■ Tugas yang Diberikan 1 ■
Sebutkan semua bidang usaha yang piutang macetnya dapat dihapus secara bersyarat menurut artikel tentang hapus tagih kredit macet UMKM.
■ Tugas yang Diberikan 2 ■
Salin kembali tanpa perubahan bagian artikel tentang hapus tagih kredit macet UMKM, mulai dari "(Vibiznews – Banking" dan berakhir pada "5 November 2024.".

■ Halaman ■
Hapus Tagih Kredit Macet UMKM, Bagaimana Mekanisme dan Aturannya?

349
Hapus Tagih Kredit Macet UMKM, Bagaimana Mekanisme dan Aturannya?
Sumber: Kemenkeu

 

(Vibiznews – Banking & Insurance) – Pemerintah menganggap sektor Usaha Mikro, Kecil, dan Menengah (UMKM) merupakan salah satu tulang punggung perekonomian Indonesia. Sehingga Pemerintah ingin meningkatkan ketahanan ekonomi nasional melalui UMKM.

Namun dari hasil evaluasi saat ini banyak kredit UMKM yang macet, sekalipun telah dilakukan restrukturisasi kredit. Oleh karena itu Presiden Prabowo menganggap perlu dilakukan penghapusan utang kredit macet pada pengusaha UMKM.

Untuk melaksanakan hal tersebut, Presiden Prabowo Subianto resmi menandatangani penerbitan Peraturan Pemerintah (PP) Nomor 47 Tahun 2024 pada Selasa, 5 November 2024.

Peraturan Pemerintah (PP) Nomor 47 Tahun 2024
Peraturan ini mengatur tentang Penghapusan Piutang Macet kepada Usaha Mikro, Kecil, dan Menengah (UMKM). Dengan cara menghapus piutang macet melalui penghapusanbukuan dan penghapustagihan secara bersyarat di bidang pertanian, perkebunan, peternakan, perikanan, dan kelautan.

(Sumber: Tempo.co, 10 November 2024)

Hadirnya Peraturan Pemerintah nomor 47 tahun 2024 tentang Penghapusan Piutang Macet pada Usaha Mikro, Kecil, dan Menengah membawa angin segar. Terutama bagi pelaku UMKM dan dunia perbankan maupun lembaga keuangan non perbankan berplat merah maupun BUMN.

Karena Peraturan Pemerintah (PP) ini memberikan kepastian hukum atas upaya-upaya percepatan penyelesaian piutang yang macet di luar ketentuan yang sudah ada.

■ Baris yang Diberikan ■
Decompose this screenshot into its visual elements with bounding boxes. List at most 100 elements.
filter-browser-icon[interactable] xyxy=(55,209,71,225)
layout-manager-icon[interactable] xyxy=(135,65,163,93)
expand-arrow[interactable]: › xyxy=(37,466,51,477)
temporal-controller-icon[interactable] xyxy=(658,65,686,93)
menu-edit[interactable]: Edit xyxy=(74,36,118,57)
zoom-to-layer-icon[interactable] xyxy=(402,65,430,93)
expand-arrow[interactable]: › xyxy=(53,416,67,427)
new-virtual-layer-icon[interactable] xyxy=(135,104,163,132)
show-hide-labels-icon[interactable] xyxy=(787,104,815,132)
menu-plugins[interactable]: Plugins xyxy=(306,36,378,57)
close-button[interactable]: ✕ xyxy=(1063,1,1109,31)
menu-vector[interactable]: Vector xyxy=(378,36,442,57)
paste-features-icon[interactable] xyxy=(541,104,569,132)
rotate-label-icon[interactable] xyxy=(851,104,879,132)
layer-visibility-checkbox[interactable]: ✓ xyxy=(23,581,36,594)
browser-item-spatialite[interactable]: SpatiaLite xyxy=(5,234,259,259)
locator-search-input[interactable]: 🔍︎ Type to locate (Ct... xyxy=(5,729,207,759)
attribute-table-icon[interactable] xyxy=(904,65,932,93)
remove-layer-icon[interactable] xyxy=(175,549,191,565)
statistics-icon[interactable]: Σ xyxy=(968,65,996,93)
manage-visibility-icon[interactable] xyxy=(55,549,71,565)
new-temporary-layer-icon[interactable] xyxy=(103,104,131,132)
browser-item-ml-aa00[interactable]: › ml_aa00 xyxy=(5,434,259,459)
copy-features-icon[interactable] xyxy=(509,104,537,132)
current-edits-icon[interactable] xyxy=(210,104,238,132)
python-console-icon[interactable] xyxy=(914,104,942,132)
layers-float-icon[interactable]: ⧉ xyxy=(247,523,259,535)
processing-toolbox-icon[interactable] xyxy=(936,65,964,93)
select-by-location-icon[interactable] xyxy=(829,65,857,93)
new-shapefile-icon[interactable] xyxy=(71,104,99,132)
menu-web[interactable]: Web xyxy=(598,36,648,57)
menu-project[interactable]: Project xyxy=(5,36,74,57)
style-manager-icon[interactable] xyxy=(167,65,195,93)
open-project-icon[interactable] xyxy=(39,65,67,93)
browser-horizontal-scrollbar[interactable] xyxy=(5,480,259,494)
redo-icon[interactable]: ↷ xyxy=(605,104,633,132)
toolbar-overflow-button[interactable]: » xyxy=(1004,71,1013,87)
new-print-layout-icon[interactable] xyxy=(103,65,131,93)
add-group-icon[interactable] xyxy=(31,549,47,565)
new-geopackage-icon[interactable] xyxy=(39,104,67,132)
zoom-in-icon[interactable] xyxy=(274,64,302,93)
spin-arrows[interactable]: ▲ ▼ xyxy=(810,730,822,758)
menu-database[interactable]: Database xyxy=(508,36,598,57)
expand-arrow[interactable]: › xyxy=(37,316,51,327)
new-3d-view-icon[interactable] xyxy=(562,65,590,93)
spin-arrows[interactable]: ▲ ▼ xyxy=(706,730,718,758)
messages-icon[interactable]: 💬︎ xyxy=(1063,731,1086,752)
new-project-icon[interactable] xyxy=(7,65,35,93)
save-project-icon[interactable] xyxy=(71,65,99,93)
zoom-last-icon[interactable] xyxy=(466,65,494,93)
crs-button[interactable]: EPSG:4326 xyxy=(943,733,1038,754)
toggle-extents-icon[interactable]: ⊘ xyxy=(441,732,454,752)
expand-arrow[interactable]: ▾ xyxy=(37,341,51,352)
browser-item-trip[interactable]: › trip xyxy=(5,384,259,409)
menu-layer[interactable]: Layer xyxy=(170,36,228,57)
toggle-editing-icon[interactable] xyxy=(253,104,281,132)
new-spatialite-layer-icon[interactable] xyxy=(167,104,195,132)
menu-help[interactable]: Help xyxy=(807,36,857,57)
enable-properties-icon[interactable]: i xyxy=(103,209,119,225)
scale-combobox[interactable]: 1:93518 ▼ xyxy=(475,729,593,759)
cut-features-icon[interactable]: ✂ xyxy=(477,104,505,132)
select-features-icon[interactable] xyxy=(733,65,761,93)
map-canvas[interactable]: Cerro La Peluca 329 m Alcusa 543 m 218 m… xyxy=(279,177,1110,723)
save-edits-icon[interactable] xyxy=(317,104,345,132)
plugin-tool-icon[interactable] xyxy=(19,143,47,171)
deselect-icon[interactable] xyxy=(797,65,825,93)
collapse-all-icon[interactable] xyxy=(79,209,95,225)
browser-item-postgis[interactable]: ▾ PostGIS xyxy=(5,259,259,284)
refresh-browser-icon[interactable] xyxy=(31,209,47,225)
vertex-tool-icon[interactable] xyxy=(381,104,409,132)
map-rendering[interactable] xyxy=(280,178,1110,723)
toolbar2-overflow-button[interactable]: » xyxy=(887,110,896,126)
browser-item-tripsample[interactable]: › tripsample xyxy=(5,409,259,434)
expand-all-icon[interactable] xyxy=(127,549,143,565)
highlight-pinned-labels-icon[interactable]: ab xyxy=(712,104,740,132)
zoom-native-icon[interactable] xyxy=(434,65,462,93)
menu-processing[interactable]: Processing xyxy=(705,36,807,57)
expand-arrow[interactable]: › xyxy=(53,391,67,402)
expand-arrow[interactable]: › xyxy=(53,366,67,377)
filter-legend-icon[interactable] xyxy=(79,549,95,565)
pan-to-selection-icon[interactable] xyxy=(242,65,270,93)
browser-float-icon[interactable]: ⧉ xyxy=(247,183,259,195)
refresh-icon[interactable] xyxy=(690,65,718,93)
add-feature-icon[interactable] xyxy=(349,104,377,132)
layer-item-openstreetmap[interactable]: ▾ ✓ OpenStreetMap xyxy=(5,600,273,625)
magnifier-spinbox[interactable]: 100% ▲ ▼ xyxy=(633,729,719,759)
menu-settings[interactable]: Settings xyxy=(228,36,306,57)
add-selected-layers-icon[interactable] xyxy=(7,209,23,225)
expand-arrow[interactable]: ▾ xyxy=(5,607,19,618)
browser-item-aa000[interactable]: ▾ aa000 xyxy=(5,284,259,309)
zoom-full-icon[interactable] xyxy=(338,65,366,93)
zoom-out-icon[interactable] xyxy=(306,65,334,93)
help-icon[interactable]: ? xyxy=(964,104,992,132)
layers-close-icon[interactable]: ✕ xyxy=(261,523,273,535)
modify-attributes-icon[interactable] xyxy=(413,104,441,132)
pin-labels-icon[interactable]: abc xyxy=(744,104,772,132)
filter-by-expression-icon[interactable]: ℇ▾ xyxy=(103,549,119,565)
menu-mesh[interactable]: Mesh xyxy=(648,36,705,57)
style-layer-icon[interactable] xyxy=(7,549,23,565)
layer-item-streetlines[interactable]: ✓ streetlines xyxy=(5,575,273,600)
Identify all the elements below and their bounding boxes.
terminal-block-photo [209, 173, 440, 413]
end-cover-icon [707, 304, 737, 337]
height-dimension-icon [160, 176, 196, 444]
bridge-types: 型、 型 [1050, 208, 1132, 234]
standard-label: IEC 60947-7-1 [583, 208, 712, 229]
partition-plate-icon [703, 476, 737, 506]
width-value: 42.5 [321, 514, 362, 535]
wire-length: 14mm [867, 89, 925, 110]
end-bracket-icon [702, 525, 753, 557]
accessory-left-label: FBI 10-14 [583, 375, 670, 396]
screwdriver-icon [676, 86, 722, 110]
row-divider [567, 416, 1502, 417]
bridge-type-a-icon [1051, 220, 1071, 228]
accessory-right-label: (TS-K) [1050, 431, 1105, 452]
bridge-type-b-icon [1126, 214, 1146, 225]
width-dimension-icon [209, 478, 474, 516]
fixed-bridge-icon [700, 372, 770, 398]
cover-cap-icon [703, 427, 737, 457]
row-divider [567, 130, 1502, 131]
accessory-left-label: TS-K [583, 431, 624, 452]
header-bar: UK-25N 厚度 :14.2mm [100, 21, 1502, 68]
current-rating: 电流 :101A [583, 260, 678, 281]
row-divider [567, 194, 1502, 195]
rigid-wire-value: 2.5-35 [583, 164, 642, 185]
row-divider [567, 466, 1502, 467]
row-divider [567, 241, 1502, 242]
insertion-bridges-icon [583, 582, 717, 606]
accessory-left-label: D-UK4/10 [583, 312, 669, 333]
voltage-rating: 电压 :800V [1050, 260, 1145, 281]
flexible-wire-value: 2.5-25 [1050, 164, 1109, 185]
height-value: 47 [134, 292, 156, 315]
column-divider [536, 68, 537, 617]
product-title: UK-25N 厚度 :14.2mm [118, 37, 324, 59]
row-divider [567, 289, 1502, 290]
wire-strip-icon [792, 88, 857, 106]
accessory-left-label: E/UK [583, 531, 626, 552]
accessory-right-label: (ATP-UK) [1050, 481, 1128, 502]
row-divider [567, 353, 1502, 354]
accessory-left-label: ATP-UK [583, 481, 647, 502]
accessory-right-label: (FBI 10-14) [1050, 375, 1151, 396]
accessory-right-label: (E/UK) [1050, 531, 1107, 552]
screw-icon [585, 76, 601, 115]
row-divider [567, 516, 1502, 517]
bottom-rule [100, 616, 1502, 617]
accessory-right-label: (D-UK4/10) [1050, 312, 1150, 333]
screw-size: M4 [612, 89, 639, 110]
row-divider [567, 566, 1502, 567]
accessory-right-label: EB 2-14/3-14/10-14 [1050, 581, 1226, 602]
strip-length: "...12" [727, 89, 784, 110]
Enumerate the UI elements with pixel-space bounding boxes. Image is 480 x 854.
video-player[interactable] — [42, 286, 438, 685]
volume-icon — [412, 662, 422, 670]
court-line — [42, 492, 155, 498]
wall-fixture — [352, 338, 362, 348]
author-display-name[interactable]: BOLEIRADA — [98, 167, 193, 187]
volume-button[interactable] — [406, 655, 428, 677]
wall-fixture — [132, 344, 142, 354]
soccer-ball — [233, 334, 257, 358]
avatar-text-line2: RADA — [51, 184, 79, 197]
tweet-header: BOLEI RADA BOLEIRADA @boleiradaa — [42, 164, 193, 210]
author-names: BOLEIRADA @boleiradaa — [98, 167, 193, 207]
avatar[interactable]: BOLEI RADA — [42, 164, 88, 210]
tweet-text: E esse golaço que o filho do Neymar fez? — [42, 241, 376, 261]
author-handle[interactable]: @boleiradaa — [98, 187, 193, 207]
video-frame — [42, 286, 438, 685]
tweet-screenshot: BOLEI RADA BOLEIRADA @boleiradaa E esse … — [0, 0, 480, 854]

■ Jawaban Lengkap 1 ■
Pertanian, perkebunan, peternakan, perikanan, dan kelautan.

■ Jawaban Lengkap 2 ■
(Vibiznews – Banking & Insurance) – Pemerintah menganggap sektor Usaha Mikro, Kecil, dan Menengah (UMKM) merupakan salah satu tulang punggung perekonomian Indonesia. Sehingga Pemerintah ingin meningkatkan ketahanan ekonomi nasional melalui UMKM.

Namun dari hasil evaluasi saat ini banyak kredit UMKM yang macet, sekalipun telah dilakukan restrukturisasi kredit. Oleh karena itu Presiden Prabowo menganggap perlu dilakukan penghapusan utang kredit macet pada pengusaha UMKM.

Untuk melaksanakan hal tersebut, Presiden Prabowo Subianto resmi menandatangani penerbitan Peraturan Pemerintah (PP) Nomor 47 Tahun 2024 pada Selasa, 5 November 2024.